— Begin Records shown —

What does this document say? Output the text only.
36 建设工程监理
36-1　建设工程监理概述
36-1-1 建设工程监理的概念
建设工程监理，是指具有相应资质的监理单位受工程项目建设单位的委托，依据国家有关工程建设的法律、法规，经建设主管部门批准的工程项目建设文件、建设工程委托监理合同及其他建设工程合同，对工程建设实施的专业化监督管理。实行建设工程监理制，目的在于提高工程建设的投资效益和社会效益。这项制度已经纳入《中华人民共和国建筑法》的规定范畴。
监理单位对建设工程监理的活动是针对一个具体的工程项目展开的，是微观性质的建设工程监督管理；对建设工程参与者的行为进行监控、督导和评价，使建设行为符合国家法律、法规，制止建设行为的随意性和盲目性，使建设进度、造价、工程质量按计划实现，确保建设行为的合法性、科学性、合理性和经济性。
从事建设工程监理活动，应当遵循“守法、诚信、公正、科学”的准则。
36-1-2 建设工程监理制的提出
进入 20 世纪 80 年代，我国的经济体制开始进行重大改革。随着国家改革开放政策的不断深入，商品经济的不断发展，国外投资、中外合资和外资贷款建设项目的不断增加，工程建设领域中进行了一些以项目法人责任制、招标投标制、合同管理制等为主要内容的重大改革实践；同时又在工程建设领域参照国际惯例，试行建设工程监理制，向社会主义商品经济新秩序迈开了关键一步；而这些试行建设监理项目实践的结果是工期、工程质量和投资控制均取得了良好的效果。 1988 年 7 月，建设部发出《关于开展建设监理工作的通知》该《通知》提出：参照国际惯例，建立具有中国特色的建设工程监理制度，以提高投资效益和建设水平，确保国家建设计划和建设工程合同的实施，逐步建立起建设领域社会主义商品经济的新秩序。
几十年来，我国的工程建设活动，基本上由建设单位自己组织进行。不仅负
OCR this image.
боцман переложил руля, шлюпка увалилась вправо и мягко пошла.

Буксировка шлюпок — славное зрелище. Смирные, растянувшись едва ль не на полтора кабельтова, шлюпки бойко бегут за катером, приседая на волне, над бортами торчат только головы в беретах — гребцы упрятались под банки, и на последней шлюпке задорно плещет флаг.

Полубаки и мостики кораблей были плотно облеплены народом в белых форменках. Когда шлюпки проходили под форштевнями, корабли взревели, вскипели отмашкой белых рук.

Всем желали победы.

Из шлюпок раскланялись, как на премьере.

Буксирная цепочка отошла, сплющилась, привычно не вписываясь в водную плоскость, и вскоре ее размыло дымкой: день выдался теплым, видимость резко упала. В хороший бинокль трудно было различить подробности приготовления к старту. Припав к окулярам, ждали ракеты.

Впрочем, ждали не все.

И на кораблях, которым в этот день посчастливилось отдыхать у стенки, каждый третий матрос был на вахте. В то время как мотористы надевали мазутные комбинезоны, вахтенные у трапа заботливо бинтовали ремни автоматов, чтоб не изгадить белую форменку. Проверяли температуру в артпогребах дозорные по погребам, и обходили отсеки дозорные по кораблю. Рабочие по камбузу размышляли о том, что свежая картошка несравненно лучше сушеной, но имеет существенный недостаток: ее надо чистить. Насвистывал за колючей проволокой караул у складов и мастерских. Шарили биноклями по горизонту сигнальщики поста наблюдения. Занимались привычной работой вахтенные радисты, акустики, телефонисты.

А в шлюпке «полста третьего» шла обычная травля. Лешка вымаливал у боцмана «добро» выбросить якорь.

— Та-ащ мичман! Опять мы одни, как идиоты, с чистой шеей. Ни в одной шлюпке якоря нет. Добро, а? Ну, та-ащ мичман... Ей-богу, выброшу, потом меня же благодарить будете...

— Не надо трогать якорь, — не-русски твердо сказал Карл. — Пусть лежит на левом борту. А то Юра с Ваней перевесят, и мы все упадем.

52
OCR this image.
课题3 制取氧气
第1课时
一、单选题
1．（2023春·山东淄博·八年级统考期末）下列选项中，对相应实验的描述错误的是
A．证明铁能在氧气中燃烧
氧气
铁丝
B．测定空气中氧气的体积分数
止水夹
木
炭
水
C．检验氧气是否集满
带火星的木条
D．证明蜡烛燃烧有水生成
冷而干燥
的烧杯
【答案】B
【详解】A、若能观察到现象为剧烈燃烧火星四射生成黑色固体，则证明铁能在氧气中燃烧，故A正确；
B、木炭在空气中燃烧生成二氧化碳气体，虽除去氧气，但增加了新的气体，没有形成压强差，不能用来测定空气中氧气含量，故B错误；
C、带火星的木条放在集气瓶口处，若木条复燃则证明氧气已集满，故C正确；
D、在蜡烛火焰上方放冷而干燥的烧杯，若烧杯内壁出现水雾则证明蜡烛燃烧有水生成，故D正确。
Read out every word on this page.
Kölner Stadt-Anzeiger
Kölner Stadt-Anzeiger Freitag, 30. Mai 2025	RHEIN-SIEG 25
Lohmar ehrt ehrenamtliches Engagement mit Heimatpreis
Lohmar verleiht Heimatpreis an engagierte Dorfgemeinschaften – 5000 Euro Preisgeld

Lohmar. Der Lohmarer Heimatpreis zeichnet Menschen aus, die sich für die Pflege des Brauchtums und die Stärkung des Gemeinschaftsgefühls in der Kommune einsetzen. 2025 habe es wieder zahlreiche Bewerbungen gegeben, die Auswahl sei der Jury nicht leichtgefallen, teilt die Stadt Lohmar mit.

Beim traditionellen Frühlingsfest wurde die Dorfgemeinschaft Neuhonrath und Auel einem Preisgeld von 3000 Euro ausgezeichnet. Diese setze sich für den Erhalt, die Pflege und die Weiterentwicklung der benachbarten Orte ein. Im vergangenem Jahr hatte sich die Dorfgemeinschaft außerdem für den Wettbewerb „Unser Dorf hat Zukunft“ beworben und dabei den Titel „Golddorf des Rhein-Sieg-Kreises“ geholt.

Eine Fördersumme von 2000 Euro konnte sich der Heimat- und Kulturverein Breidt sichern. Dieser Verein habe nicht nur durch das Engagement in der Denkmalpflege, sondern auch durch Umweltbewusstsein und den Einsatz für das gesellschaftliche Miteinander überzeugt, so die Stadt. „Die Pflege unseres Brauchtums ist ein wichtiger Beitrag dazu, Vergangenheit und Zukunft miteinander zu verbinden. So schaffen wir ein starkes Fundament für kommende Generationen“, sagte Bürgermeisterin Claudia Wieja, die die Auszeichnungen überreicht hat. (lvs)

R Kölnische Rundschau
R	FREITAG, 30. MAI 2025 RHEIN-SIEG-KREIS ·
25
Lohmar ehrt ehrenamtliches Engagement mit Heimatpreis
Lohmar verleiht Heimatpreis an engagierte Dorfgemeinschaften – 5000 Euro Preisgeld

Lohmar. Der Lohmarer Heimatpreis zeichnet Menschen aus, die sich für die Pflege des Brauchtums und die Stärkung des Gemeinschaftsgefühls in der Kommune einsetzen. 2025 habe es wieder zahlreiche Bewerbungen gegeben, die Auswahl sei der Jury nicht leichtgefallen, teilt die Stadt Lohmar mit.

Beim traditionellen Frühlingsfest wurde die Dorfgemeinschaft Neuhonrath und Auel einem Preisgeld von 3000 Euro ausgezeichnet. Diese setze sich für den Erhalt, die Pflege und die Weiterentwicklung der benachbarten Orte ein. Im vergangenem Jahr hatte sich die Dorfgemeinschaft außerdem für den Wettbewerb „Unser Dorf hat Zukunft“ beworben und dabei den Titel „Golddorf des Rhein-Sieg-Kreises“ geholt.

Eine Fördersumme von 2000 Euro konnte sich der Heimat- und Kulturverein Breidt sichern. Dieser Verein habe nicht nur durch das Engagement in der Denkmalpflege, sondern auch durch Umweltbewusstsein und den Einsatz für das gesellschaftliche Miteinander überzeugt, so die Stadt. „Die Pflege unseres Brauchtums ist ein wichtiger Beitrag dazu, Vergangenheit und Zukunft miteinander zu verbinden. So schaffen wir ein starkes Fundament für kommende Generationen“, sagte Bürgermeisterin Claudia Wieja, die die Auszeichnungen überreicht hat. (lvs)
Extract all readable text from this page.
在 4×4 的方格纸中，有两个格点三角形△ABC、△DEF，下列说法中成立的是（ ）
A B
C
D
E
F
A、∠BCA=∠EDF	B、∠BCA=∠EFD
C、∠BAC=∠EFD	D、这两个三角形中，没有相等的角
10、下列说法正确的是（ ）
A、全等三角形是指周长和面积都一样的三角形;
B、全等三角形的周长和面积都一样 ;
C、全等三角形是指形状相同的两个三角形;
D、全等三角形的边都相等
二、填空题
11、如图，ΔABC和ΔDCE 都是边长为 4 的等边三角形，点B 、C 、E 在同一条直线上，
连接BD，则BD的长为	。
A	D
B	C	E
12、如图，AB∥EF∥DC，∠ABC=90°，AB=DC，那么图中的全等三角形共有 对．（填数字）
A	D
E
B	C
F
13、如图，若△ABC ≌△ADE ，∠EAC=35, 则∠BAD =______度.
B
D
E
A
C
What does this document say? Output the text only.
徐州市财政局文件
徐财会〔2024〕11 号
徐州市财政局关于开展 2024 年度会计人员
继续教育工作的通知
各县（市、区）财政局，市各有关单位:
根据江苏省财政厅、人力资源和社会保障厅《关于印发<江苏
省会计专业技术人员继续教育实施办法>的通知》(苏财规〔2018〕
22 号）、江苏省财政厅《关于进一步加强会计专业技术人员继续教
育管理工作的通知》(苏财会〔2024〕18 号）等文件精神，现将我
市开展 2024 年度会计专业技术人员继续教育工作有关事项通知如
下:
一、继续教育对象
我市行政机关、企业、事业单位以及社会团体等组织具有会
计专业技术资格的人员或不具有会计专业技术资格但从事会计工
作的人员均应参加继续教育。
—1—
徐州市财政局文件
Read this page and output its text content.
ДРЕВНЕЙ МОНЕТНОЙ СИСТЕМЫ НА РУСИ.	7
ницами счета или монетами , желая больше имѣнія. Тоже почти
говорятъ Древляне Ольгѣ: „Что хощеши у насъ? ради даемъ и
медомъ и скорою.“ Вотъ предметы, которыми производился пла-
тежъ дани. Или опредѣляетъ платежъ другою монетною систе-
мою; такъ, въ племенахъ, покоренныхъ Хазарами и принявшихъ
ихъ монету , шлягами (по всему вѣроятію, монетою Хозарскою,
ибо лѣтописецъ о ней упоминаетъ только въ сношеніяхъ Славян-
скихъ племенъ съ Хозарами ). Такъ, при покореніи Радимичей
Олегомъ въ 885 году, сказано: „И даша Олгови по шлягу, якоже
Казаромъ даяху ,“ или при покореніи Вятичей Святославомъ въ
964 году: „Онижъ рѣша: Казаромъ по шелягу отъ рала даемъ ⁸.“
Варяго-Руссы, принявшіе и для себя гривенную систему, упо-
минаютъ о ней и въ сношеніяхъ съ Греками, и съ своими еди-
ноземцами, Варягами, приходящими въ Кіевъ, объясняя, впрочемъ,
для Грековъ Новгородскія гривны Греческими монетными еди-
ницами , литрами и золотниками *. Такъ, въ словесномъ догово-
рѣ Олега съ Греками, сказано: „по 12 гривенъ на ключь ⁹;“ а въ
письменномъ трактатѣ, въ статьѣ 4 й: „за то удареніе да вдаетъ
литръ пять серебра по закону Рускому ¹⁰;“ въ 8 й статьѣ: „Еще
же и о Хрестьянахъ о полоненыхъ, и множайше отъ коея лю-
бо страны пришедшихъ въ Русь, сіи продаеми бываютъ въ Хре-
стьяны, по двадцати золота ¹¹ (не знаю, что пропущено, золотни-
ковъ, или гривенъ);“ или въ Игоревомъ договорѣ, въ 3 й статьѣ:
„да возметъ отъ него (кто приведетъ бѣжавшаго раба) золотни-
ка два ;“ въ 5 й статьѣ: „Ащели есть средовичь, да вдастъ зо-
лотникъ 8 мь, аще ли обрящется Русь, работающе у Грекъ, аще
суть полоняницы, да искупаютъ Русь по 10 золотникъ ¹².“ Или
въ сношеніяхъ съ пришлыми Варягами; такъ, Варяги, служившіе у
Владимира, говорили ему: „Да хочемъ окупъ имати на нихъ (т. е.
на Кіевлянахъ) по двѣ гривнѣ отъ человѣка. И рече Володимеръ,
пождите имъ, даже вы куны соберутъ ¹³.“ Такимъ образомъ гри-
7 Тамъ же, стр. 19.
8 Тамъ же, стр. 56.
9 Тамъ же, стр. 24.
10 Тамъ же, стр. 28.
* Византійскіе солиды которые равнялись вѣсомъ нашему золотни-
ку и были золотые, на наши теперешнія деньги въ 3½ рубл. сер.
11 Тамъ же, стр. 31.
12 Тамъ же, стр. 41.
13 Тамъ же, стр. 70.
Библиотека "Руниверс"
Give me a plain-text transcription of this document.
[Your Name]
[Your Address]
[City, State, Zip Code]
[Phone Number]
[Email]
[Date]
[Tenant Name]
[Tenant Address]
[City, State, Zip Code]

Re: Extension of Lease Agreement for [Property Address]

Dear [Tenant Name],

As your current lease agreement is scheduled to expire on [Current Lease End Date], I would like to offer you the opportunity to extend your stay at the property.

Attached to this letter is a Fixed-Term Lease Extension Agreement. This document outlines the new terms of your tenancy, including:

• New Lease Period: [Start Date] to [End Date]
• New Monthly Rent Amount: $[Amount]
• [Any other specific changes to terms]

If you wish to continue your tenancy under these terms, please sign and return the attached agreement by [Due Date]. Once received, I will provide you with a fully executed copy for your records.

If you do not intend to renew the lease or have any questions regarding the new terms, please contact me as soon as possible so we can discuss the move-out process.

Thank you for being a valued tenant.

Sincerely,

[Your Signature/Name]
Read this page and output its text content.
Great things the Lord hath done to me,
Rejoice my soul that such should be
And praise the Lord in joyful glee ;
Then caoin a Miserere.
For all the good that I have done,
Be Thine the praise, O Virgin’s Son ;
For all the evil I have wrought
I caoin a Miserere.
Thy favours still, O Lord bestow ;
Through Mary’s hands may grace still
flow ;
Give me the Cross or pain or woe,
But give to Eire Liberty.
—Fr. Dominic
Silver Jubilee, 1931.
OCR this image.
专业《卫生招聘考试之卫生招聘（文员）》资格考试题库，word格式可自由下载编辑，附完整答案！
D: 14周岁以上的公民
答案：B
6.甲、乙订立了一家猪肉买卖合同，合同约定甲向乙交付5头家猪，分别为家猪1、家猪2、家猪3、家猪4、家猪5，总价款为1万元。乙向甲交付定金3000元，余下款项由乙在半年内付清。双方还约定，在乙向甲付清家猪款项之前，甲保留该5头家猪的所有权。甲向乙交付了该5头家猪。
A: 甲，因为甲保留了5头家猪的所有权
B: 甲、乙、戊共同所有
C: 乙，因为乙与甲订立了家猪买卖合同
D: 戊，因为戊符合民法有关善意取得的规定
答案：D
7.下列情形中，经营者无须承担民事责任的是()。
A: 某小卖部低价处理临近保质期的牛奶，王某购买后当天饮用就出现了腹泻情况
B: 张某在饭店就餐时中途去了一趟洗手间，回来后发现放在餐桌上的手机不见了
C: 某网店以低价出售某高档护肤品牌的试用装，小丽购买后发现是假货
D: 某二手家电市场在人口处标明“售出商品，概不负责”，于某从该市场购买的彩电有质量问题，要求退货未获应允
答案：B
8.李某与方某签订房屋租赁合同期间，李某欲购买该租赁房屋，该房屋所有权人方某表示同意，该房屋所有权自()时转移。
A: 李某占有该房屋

— End Records shown —

◆ Task prompt ◆
Using the listing above, return all lines where the word "done" occurs.

◆ Correct response ◆
Great things the Lord hath done to me,
For all the good that I have done,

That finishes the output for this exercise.